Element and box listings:

◇ ◇ ◇ ◇ ◇ ◇ ◇

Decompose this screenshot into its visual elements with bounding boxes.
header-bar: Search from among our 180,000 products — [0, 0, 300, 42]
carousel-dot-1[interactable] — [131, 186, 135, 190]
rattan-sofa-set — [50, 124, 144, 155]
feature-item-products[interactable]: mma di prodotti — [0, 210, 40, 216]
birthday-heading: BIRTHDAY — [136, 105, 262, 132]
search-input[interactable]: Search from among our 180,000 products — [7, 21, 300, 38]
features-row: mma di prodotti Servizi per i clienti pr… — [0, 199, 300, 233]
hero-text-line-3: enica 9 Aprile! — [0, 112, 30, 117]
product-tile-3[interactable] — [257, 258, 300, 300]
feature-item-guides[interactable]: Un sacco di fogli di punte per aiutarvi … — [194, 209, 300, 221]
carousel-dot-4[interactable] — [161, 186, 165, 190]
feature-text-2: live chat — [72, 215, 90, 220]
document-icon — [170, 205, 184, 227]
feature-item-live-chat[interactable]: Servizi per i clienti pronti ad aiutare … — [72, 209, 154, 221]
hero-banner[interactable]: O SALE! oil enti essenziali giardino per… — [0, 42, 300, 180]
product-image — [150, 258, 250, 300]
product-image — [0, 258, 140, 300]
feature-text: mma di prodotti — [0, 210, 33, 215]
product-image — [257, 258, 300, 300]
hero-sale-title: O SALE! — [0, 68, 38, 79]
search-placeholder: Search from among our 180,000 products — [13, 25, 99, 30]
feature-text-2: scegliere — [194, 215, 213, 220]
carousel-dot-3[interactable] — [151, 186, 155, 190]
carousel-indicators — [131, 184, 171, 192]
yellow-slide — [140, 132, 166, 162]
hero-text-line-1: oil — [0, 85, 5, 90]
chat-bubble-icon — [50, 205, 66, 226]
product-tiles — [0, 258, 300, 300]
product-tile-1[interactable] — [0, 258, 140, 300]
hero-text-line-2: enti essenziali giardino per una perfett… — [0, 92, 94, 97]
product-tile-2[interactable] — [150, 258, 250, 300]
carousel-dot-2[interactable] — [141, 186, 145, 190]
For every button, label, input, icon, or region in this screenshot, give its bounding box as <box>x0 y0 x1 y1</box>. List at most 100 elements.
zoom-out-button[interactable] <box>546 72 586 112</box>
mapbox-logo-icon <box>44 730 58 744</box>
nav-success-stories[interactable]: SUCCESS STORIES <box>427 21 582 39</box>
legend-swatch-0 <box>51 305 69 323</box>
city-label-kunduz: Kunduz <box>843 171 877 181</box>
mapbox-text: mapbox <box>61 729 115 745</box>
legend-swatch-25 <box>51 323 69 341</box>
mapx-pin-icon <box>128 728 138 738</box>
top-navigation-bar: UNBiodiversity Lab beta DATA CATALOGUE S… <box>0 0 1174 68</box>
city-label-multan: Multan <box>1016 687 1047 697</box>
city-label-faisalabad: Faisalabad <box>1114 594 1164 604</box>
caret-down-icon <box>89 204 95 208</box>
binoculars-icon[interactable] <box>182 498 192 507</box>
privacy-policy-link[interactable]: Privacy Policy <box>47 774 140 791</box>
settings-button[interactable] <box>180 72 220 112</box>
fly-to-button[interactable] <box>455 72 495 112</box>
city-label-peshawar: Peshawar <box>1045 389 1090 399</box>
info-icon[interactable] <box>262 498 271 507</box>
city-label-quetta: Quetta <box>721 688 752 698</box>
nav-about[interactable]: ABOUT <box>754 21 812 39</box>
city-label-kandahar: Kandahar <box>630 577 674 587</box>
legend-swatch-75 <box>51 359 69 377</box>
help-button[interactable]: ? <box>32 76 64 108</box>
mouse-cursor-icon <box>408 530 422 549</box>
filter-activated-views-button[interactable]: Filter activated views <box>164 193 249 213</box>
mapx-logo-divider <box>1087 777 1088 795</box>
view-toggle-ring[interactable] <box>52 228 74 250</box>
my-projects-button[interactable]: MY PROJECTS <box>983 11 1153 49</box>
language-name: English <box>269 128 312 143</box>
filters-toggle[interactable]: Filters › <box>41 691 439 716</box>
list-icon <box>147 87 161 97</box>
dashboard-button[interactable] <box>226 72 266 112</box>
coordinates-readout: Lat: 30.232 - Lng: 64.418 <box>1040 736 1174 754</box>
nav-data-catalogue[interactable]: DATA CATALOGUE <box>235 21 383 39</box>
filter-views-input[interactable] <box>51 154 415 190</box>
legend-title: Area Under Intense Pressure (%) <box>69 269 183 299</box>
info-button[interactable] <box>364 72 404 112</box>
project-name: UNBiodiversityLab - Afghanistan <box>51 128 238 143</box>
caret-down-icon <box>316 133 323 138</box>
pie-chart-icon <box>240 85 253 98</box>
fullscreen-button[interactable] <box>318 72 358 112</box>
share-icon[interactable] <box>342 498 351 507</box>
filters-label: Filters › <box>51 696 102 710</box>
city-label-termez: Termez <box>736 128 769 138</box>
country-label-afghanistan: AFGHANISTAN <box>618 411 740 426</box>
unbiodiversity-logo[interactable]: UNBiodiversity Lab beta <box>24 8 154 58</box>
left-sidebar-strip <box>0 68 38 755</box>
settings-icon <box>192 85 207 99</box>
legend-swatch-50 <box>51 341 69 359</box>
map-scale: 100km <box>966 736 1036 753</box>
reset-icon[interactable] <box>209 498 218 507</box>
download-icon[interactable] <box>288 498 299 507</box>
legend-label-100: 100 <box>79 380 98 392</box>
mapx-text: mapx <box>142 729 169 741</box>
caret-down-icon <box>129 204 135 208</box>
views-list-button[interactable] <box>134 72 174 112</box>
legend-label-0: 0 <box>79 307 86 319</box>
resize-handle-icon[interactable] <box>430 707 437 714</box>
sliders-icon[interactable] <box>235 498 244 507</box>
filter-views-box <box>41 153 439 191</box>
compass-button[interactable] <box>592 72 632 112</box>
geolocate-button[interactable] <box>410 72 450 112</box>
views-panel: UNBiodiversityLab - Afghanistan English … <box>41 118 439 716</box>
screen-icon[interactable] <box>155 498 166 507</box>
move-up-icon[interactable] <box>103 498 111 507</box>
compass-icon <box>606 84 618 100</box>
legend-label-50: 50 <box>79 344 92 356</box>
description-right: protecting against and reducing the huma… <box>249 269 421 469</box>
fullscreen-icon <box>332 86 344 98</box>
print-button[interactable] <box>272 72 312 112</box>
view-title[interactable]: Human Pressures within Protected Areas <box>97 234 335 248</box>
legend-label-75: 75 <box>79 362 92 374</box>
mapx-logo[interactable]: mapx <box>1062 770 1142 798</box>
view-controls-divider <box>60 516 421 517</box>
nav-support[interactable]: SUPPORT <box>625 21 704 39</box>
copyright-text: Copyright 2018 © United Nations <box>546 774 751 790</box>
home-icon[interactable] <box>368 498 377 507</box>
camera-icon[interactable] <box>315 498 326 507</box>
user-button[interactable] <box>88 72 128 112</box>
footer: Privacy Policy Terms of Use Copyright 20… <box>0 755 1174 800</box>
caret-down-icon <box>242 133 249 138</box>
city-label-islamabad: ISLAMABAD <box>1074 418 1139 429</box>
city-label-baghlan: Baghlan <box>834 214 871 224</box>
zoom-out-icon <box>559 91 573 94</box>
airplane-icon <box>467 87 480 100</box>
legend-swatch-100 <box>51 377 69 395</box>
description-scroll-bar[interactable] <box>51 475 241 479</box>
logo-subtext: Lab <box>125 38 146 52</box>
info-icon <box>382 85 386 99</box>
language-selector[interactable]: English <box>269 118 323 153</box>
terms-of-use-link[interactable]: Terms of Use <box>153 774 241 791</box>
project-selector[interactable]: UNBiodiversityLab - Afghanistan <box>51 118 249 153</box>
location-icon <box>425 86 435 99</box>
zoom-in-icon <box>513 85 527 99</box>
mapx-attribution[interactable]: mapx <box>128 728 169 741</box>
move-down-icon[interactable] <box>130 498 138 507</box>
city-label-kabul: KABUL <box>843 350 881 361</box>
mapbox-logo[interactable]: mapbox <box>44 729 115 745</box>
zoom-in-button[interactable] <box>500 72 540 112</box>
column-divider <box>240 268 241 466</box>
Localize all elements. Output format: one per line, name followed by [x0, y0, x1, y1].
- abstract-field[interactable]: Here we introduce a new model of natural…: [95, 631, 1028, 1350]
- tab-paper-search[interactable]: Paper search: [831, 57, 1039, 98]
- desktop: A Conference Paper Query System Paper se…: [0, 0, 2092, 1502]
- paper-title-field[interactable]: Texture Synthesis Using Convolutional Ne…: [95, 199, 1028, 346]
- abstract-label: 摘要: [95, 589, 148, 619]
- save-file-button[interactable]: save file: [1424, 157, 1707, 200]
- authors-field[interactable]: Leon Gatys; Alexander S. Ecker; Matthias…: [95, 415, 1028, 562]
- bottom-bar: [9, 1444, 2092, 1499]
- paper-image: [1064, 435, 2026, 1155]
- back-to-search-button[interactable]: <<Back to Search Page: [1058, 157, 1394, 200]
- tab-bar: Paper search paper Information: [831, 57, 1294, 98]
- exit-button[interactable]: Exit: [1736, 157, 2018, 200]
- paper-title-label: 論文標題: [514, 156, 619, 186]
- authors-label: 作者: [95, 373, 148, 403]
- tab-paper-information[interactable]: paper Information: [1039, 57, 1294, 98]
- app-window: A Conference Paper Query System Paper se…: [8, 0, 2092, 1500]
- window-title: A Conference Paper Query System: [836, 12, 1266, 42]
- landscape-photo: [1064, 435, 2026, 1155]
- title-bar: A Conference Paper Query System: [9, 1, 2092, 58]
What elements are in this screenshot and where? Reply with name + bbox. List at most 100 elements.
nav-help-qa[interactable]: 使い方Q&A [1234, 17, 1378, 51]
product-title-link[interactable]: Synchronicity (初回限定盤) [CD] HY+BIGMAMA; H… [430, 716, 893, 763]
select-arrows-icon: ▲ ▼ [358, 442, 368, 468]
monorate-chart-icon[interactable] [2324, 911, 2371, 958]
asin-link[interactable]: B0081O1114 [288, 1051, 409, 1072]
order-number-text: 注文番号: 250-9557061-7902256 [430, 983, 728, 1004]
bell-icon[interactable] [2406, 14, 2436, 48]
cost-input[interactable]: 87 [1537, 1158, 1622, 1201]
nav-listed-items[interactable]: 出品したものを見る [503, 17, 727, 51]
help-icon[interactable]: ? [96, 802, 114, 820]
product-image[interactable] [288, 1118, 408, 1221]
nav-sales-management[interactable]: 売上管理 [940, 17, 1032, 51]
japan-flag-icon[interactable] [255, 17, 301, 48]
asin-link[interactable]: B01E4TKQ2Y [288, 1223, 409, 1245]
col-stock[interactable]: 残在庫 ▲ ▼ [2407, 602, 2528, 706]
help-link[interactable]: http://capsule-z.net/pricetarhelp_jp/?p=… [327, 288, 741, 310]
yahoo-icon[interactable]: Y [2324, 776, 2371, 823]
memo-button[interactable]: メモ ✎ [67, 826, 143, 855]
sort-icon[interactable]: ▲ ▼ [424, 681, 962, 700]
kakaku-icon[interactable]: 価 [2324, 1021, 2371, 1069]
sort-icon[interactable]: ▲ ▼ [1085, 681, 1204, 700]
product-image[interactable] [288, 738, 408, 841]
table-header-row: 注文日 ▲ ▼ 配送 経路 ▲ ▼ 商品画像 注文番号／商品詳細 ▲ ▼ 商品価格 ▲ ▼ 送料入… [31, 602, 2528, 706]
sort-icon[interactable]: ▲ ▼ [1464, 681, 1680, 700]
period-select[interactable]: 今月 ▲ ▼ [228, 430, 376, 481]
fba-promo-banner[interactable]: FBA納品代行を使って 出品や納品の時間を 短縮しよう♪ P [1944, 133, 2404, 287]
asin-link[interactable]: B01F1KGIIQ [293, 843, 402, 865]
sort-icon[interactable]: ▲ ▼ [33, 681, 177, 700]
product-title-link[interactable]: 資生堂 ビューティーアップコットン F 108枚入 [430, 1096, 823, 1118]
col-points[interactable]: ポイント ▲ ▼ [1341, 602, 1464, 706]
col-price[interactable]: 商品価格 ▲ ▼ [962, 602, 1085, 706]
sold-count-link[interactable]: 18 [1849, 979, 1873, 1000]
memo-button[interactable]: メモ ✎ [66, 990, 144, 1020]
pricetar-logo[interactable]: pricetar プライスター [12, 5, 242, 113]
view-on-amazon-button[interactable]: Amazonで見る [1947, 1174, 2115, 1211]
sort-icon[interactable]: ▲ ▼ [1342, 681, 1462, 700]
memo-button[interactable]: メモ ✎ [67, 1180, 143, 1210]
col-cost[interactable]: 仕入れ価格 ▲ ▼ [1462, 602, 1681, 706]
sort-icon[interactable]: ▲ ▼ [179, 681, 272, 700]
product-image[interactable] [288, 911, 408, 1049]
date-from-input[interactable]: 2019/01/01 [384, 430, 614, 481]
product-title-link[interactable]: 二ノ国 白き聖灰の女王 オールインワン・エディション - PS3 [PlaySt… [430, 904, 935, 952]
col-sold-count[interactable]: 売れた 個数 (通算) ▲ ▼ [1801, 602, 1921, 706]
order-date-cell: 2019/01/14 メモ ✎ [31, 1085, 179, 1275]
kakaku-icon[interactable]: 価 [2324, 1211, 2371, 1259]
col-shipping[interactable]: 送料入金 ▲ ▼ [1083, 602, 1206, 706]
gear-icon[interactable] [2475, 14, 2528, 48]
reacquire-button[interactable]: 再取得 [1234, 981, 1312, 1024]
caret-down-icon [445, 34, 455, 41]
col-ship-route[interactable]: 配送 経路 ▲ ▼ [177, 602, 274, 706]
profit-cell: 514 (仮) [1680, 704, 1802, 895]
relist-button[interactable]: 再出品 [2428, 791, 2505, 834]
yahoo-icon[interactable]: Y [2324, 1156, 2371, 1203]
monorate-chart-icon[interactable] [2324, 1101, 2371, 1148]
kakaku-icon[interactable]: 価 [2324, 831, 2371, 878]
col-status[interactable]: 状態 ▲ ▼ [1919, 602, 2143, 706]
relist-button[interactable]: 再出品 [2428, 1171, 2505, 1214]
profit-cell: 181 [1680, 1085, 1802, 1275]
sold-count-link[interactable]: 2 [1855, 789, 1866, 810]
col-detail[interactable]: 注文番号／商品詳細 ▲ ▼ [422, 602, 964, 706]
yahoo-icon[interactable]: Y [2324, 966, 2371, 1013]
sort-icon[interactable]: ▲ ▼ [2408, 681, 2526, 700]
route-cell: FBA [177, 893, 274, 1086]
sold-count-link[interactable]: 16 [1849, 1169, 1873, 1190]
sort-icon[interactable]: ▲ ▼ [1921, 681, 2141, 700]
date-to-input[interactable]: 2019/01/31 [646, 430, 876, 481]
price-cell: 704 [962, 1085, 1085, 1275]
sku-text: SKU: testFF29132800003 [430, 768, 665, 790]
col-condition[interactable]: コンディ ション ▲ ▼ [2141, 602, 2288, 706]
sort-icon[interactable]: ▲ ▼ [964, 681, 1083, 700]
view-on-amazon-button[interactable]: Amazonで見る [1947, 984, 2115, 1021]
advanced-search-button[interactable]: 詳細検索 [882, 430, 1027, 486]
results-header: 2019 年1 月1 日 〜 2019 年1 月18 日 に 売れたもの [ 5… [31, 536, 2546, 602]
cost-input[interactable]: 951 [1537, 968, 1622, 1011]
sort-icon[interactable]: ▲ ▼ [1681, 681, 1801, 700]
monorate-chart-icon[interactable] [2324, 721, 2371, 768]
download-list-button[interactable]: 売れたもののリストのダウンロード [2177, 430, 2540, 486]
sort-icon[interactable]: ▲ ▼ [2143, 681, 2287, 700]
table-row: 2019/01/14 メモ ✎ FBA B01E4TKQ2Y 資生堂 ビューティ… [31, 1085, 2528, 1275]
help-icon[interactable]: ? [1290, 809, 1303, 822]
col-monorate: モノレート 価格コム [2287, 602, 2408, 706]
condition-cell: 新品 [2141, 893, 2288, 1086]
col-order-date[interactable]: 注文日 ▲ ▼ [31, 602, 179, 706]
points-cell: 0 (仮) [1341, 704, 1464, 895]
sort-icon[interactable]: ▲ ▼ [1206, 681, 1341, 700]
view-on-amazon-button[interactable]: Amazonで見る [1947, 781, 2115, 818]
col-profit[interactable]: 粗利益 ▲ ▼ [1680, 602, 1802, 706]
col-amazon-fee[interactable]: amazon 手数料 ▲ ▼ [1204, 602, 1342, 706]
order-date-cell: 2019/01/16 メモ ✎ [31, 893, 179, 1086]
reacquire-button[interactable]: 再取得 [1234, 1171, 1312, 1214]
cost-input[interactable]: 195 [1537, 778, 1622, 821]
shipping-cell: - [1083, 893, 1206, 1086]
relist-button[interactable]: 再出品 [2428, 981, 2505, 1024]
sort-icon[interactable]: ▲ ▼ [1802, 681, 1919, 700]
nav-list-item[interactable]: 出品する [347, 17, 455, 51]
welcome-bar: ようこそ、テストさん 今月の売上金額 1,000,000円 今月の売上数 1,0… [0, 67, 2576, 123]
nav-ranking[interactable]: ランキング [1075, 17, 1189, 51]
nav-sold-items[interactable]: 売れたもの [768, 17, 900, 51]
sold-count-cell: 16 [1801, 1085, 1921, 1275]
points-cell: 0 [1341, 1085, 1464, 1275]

◇ ◇ ◇ ◇ ◇ ◇ ◇

Exercise description
Please print, unchanged, everything from the first line of the data down to the line containing "rattan-sofa-set — [50, 124, 144, 155]", with both of those lines included.

Solution below
Decompose this screenshot into its visual elements with bounding boxes.
header-bar: Search from among our 180,000 products — [0, 0, 300, 42]
carousel-dot-1[interactable] — [131, 186, 135, 190]
rattan-sofa-set — [50, 124, 144, 155]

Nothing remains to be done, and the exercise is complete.